*Provided data*
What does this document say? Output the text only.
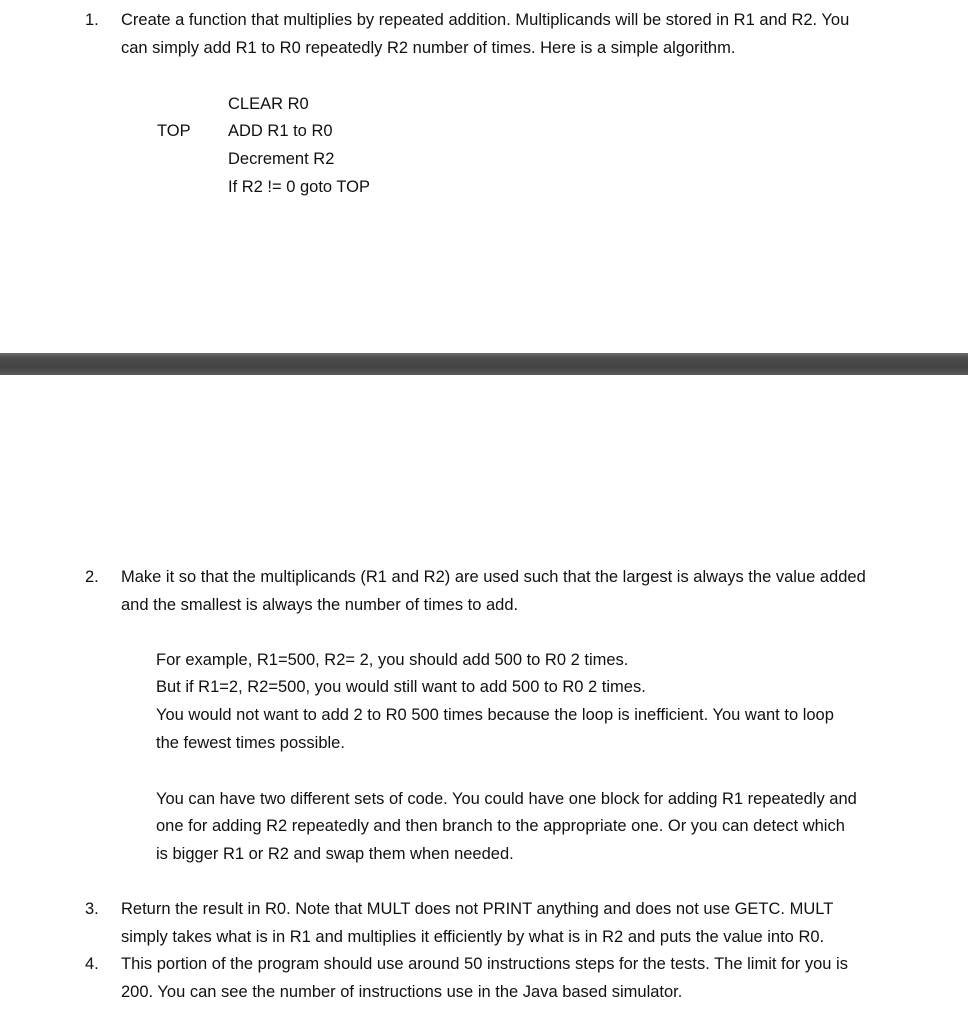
1. Create a function that multiplies by repeated addition. Multiplicands will be stored in R1 and R2. You
can simply add R1 to R0 repeatedly R2 number of times. Here is a simple algorithm.
CLEAR R0
TOP ADD R1 to R0
Decrement R2
If R2 != 0 goto TOP
2. Make it so that the multiplicands (R1 and R2) are used such that the largest is always the value added
and the smallest is always the number of times to add.
For example, R1=500, R2= 2, you should add 500 to R0 2 times.
But if R1=2, R2=500, you would still want to add 500 to R0 2 times.
You would not want to add 2 to R0 500 times because the loop is inefficient. You want to loop
the fewest times possible.
You can have two different sets of code. You could have one block for adding R1 repeatedly and
one for adding R2 repeatedly and then branch to the appropriate one. Or you can detect which
is bigger R1 or R2 and swap them when needed.
3. Return the result in R0. Note that MULT does not PRINT anything and does not use GETC. MULT
simply takes what is in R1 and multiplies it efficiently by what is in R2 and puts the value into R0.
4. This portion of the program should use around 50 instructions steps for the tests. The limit for you is
200. You can see the number of instructions use in the Java based simulator.
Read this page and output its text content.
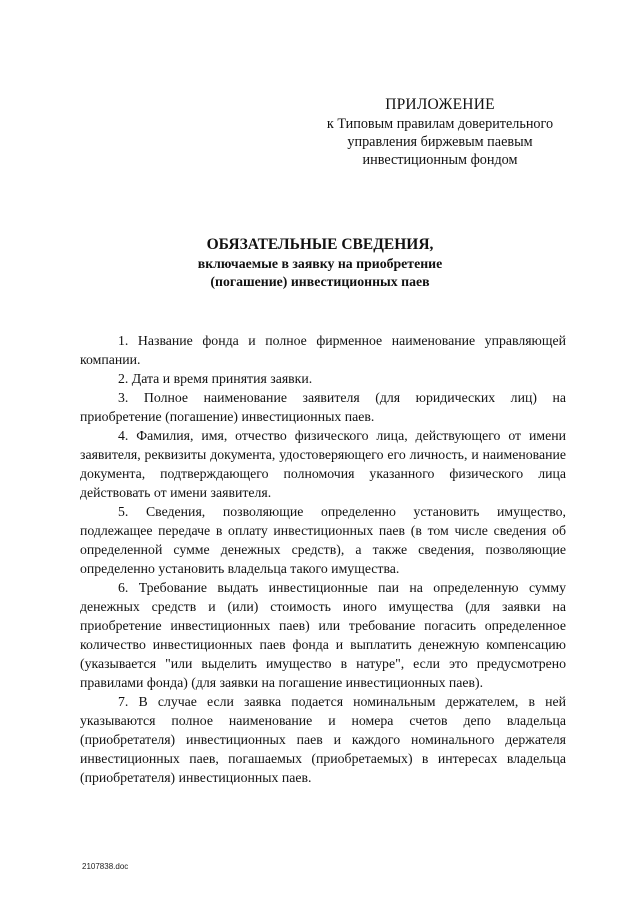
ПРИЛОЖЕНИЕ
к Типовым правилам доверительного
управления биржевым паевым
инвестиционным фондом
ОБЯЗАТЕЛЬНЫЕ СВЕДЕНИЯ,
включаемые в заявку на приобретение
(погашение) инвестиционных паев

1. Название фонда и полное фирменное наименование управляющей компании.

2. Дата и время принятия заявки.

3. Полное наименование заявителя (для юридических лиц) на приобретение (погашение) инвестиционных паев.

4. Фамилия, имя, отчество физического лица, действующего от имени заявителя, реквизиты документа, удостоверяющего его личность, и наименование документа, подтверждающего полномочия указанного физического лица действовать от имени заявителя.

5. Сведения, позволяющие определенно установить имущество, подлежащее передаче в оплату инвестиционных паев (в том числе сведения об определенной сумме денежных средств), а также сведения, позволяющие определенно установить владельца такого имущества.

6. Требование выдать инвестиционные паи на определенную сумму денежных средств и (или) стоимость иного имущества (для заявки на приобретение инвестиционных паев) или требование погасить определенное количество инвестиционных паев фонда и выплатить денежную компенсацию (указывается "или выделить имущество в натуре", если это предусмотрено правилами фонда) (для заявки на погашение инвестиционных паев).

7. В случае если заявка подается номинальным держателем, в ней указываются полное наименование и номера счетов депо владельца (приобретателя) инвестиционных паев и каждого номинального держателя инвестиционных паев, погашаемых (приобретаемых) в интересах владельца (приобретателя) инвестиционных паев.

2107838.doc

*What is needed*
Copy each line exactly, and leave the pictures out of your copy.

*Written answer*
What does this document say? Output the text only.
1. Create a function that multiplies by repeated addition. Multiplicands will be stored in R1 and R2. You
can simply add R1 to R0 repeatedly R2 number of times. Here is a simple algorithm.
CLEAR R0
TOP ADD R1 to R0
Decrement R2
If R2 != 0 goto TOP
2. Make it so that the multiplicands (R1 and R2) are used such that the largest is always the value added
and the smallest is always the number of times to add.
For example, R1=500, R2= 2, you should add 500 to R0 2 times.
But if R1=2, R2=500, you would still want to add 500 to R0 2 times.
You would not want to add 2 to R0 500 times because the loop is inefficient. You want to loop
the fewest times possible.
You can have two different sets of code. You could have one block for adding R1 repeatedly and
one for adding R2 repeatedly and then branch to the appropriate one. Or you can detect which
is bigger R1 or R2 and swap them when needed.
3. Return the result in R0. Note that MULT does not PRINT anything and does not use GETC. MULT
simply takes what is in R1 and multiplies it efficiently by what is in R2 and puts the value into R0.
4. This portion of the program should use around 50 instructions steps for the tests. The limit for you is
200. You can see the number of instructions use in the Java based simulator.
Read this page and output its text content.
ПРИЛОЖЕНИЕ
к Типовым правилам доверительного
управления биржевым паевым
инвестиционным фондом
ОБЯЗАТЕЛЬНЫЕ СВЕДЕНИЯ,
включаемые в заявку на приобретение
(погашение) инвестиционных паев

1. Название фонда и полное фирменное наименование управляющей компании.

2. Дата и время принятия заявки.

3. Полное наименование заявителя (для юридических лиц) на приобретение (погашение) инвестиционных паев.

4. Фамилия, имя, отчество физического лица, действующего от имени заявителя, реквизиты документа, удостоверяющего его личность, и наименование документа, подтверждающего полномочия указанного физического лица действовать от имени заявителя.

5. Сведения, позволяющие определенно установить имущество, подлежащее передаче в оплату инвестиционных паев (в том числе сведения об определенной сумме денежных средств), а также сведения, позволяющие определенно установить владельца такого имущества.

6. Требование выдать инвестиционные паи на определенную сумму денежных средств и (или) стоимость иного имущества (для заявки на приобретение инвестиционных паев) или требование погасить определенное количество инвестиционных паев фонда и выплатить денежную компенсацию (указывается "или выделить имущество в натуре", если это предусмотрено правилами фонда) (для заявки на погашение инвестиционных паев).

7. В случае если заявка подается номинальным держателем, в ней указываются полное наименование и номера счетов депо владельца (приобретателя) инвестиционных паев и каждого номинального держателя инвестиционных паев, погашаемых (приобретаемых) в интересах владельца (приобретателя) инвестиционных паев.

2107838.doc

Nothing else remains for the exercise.